-- Directive --
Print every record below exactly as written.

===== Exercise material

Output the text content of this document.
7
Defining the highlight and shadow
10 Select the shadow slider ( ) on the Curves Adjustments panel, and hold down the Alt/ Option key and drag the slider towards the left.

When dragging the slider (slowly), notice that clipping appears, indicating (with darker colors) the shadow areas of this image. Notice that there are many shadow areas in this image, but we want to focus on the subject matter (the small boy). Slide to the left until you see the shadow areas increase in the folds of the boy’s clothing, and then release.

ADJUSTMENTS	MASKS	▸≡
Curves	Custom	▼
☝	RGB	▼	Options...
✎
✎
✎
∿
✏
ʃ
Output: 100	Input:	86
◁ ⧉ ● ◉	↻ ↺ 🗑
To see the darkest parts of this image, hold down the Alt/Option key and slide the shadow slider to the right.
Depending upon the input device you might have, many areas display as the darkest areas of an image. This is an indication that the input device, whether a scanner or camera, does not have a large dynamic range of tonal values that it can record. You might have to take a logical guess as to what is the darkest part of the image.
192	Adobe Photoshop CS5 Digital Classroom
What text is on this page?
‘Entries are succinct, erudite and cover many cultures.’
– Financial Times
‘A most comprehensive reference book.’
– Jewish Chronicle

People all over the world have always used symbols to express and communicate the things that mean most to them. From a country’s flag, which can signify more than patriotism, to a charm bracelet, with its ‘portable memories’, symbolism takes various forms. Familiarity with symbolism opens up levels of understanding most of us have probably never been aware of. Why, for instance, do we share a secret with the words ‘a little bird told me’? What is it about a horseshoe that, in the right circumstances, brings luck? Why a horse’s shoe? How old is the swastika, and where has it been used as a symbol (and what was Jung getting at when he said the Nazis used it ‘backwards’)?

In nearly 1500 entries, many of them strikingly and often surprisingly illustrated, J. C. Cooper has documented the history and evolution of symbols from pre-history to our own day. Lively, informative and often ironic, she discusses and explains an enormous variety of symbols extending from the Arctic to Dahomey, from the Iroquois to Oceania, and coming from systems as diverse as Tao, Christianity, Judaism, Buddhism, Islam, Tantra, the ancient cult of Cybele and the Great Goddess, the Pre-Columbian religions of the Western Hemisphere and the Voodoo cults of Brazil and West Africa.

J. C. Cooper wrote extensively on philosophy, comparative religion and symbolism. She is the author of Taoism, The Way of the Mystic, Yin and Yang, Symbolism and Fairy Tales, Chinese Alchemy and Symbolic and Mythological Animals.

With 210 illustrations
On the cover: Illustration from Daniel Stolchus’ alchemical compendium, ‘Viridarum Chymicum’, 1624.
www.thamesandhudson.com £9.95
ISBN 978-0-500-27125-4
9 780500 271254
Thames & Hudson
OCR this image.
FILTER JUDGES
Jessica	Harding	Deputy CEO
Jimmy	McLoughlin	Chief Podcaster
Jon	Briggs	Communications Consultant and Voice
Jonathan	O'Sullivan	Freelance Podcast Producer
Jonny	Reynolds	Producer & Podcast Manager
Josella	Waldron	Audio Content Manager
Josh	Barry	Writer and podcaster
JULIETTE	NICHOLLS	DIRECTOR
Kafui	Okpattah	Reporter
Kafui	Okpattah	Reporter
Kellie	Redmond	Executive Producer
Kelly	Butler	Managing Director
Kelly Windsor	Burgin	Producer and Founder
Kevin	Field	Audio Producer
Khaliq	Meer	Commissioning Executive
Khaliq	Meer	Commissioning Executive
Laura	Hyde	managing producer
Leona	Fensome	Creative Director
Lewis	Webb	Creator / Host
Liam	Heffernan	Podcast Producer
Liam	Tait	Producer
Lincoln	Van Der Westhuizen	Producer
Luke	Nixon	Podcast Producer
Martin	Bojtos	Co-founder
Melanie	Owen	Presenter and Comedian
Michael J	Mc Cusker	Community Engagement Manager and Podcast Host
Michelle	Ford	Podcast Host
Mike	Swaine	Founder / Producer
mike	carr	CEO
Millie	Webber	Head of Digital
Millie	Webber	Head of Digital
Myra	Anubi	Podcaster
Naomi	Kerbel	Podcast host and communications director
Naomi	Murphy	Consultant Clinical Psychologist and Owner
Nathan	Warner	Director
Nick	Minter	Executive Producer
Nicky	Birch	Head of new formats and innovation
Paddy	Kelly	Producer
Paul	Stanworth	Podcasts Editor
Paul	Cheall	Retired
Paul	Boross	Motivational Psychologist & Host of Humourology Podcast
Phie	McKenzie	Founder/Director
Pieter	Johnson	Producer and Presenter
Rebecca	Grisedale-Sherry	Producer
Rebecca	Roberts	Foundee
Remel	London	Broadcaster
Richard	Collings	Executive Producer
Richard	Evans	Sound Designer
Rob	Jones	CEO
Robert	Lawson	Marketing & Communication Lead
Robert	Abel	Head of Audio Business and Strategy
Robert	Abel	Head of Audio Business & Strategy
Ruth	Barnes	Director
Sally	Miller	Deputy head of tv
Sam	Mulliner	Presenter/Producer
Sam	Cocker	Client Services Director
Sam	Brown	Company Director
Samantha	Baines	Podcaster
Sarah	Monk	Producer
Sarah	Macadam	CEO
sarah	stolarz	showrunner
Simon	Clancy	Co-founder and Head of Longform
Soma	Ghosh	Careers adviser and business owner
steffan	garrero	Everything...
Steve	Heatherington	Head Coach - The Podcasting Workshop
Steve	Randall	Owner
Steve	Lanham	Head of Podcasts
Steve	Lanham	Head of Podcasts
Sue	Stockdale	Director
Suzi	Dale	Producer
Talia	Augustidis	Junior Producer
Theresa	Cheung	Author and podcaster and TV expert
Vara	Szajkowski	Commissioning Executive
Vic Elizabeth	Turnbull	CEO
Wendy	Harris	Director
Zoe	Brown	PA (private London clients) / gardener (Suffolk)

==========

-- Written solution --
Output the text content of this document.
7
Defining the highlight and shadow
10 Select the shadow slider ( ) on the Curves Adjustments panel, and hold down the Alt/ Option key and drag the slider towards the left.

When dragging the slider (slowly), notice that clipping appears, indicating (with darker colors) the shadow areas of this image. Notice that there are many shadow areas in this image, but we want to focus on the subject matter (the small boy). Slide to the left until you see the shadow areas increase in the folds of the boy’s clothing, and then release.

ADJUSTMENTS	MASKS	▸≡
Curves	Custom	▼
☝	RGB	▼	Options...
✎
✎
✎
∿
✏
ʃ
Output: 100	Input:	86
◁ ⧉ ● ◉	↻ ↺ 🗑
To see the darkest parts of this image, hold down the Alt/Option key and slide the shadow slider to the right.
Depending upon the input device you might have, many areas display as the darkest areas of an image. This is an indication that the input device, whether a scanner or camera, does not have a large dynamic range of tonal values that it can record. You might have to take a logical guess as to what is the darkest part of the image.
192	Adobe Photoshop CS5 Digital Classroom
What text is on this page?
‘Entries are succinct, erudite and cover many cultures.’
– Financial Times
‘A most comprehensive reference book.’
– Jewish Chronicle

People all over the world have always used symbols to express and communicate the things that mean most to them. From a country’s flag, which can signify more than patriotism, to a charm bracelet, with its ‘portable memories’, symbolism takes various forms. Familiarity with symbolism opens up levels of understanding most of us have probably never been aware of. Why, for instance, do we share a secret with the words ‘a little bird told me’? What is it about a horseshoe that, in the right circumstances, brings luck? Why a horse’s shoe? How old is the swastika, and where has it been used as a symbol (and what was Jung getting at when he said the Nazis used it ‘backwards’)?

In nearly 1500 entries, many of them strikingly and often surprisingly illustrated, J. C. Cooper has documented the history and evolution of symbols from pre-history to our own day. Lively, informative and often ironic, she discusses and explains an enormous variety of symbols extending from the Arctic to Dahomey, from the Iroquois to Oceania, and coming from systems as diverse as Tao, Christianity, Judaism, Buddhism, Islam, Tantra, the ancient cult of Cybele and the Great Goddess, the Pre-Columbian religions of the Western Hemisphere and the Voodoo cults of Brazil and West Africa.

J. C. Cooper wrote extensively on philosophy, comparative religion and symbolism. She is the author of Taoism, The Way of the Mystic, Yin and Yang, Symbolism and Fairy Tales, Chinese Alchemy and Symbolic and Mythological Animals.

With 210 illustrations
On the cover: Illustration from Daniel Stolchus’ alchemical compendium, ‘Viridarum Chymicum’, 1624.
www.thamesandhudson.com £9.95
ISBN 978-0-500-27125-4
9 780500 271254
Thames & Hudson
OCR this image.
FILTER JUDGES
Jessica	Harding	Deputy CEO
Jimmy	McLoughlin	Chief Podcaster
Jon	Briggs	Communications Consultant and Voice
Jonathan	O'Sullivan	Freelance Podcast Producer
Jonny	Reynolds	Producer & Podcast Manager
Josella	Waldron	Audio Content Manager
Josh	Barry	Writer and podcaster
JULIETTE	NICHOLLS	DIRECTOR
Kafui	Okpattah	Reporter
Kafui	Okpattah	Reporter
Kellie	Redmond	Executive Producer
Kelly	Butler	Managing Director
Kelly Windsor	Burgin	Producer and Founder
Kevin	Field	Audio Producer
Khaliq	Meer	Commissioning Executive
Khaliq	Meer	Commissioning Executive
Laura	Hyde	managing producer
Leona	Fensome	Creative Director
Lewis	Webb	Creator / Host
Liam	Heffernan	Podcast Producer
Liam	Tait	Producer
Lincoln	Van Der Westhuizen	Producer
Luke	Nixon	Podcast Producer
Martin	Bojtos	Co-founder
Melanie	Owen	Presenter and Comedian
Michael J	Mc Cusker	Community Engagement Manager and Podcast Host
Michelle	Ford	Podcast Host
Mike	Swaine	Founder / Producer
mike	carr	CEO
Millie	Webber	Head of Digital
Millie	Webber	Head of Digital
Myra	Anubi	Podcaster
Naomi	Kerbel	Podcast host and communications director
Naomi	Murphy	Consultant Clinical Psychologist and Owner
Nathan	Warner	Director
Nick	Minter	Executive Producer
Nicky	Birch	Head of new formats and innovation
Paddy	Kelly	Producer
Paul	Stanworth	Podcasts Editor
Paul	Cheall	Retired
Paul	Boross	Motivational Psychologist & Host of Humourology Podcast
Phie	McKenzie	Founder/Director
Pieter	Johnson	Producer and Presenter
Rebecca	Grisedale-Sherry	Producer
Rebecca	Roberts	Foundee
Remel	London	Broadcaster
Richard	Collings	Executive Producer
Richard	Evans	Sound Designer
Rob	Jones	CEO
Robert	Lawson	Marketing & Communication Lead
Robert	Abel	Head of Audio Business and Strategy
Robert	Abel	Head of Audio Business & Strategy
Ruth	Barnes	Director
Sally	Miller	Deputy head of tv
Sam	Mulliner	Presenter/Producer
Sam	Cocker	Client Services Director
Sam	Brown	Company Director
Samantha	Baines	Podcaster
Sarah	Monk	Producer
Sarah	Macadam	CEO
sarah	stolarz	showrunner
Simon	Clancy	Co-founder and Head of Longform
Soma	Ghosh	Careers adviser and business owner
steffan	garrero	Everything...
Steve	Heatherington	Head Coach - The Podcasting Workshop
Steve	Randall	Owner
Steve	Lanham	Head of Podcasts
Steve	Lanham	Head of Podcasts
Sue	Stockdale	Director
Suzi	Dale	Producer
Talia	Augustidis	Junior Producer
Theresa	Cheung	Author and podcaster and TV expert
Vara	Szajkowski	Commissioning Executive
Vic Elizabeth	Turnbull	CEO
Wendy	Harris	Director
Zoe	Brown	PA (private London clients) / gardener (Suffolk)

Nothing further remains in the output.